Where a line holds the string "Hello", return that line.
# Start of PROVIDED DATA
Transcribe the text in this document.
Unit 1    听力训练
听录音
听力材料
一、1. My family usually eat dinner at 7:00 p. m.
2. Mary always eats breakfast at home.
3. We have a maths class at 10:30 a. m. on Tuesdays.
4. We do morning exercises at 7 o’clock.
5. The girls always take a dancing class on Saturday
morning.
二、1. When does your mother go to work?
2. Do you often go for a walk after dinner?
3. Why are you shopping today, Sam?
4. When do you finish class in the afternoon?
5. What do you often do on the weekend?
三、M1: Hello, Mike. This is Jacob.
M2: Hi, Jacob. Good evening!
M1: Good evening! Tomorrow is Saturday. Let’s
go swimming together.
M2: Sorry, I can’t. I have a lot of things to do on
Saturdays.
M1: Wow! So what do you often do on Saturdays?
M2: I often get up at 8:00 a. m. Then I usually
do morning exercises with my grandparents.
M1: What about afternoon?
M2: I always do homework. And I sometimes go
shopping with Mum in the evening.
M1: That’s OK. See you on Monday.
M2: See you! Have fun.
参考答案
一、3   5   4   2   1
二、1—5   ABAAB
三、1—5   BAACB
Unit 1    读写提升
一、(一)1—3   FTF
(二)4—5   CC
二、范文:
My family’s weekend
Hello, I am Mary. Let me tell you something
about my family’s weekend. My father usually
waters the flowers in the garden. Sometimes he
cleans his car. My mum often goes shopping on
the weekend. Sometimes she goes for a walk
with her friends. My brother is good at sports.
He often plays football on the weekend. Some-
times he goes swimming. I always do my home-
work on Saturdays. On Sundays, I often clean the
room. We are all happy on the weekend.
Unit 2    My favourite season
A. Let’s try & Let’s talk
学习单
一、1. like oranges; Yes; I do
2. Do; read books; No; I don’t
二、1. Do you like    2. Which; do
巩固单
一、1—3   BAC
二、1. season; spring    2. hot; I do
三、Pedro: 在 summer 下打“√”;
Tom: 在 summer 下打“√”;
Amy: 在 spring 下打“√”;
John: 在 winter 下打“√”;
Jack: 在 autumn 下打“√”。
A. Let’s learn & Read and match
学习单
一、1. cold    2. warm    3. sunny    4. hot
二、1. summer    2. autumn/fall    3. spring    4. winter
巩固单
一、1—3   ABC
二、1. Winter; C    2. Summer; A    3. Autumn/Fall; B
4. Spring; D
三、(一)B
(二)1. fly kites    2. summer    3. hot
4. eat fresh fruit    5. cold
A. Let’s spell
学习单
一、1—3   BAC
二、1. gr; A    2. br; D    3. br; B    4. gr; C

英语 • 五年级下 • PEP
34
# End of PROVIDED DATA
* **EXERCISE RESPONSE**:
三、M1: Hello, Mike. This is Jacob.
Hello, I am Mary. Let me tell you something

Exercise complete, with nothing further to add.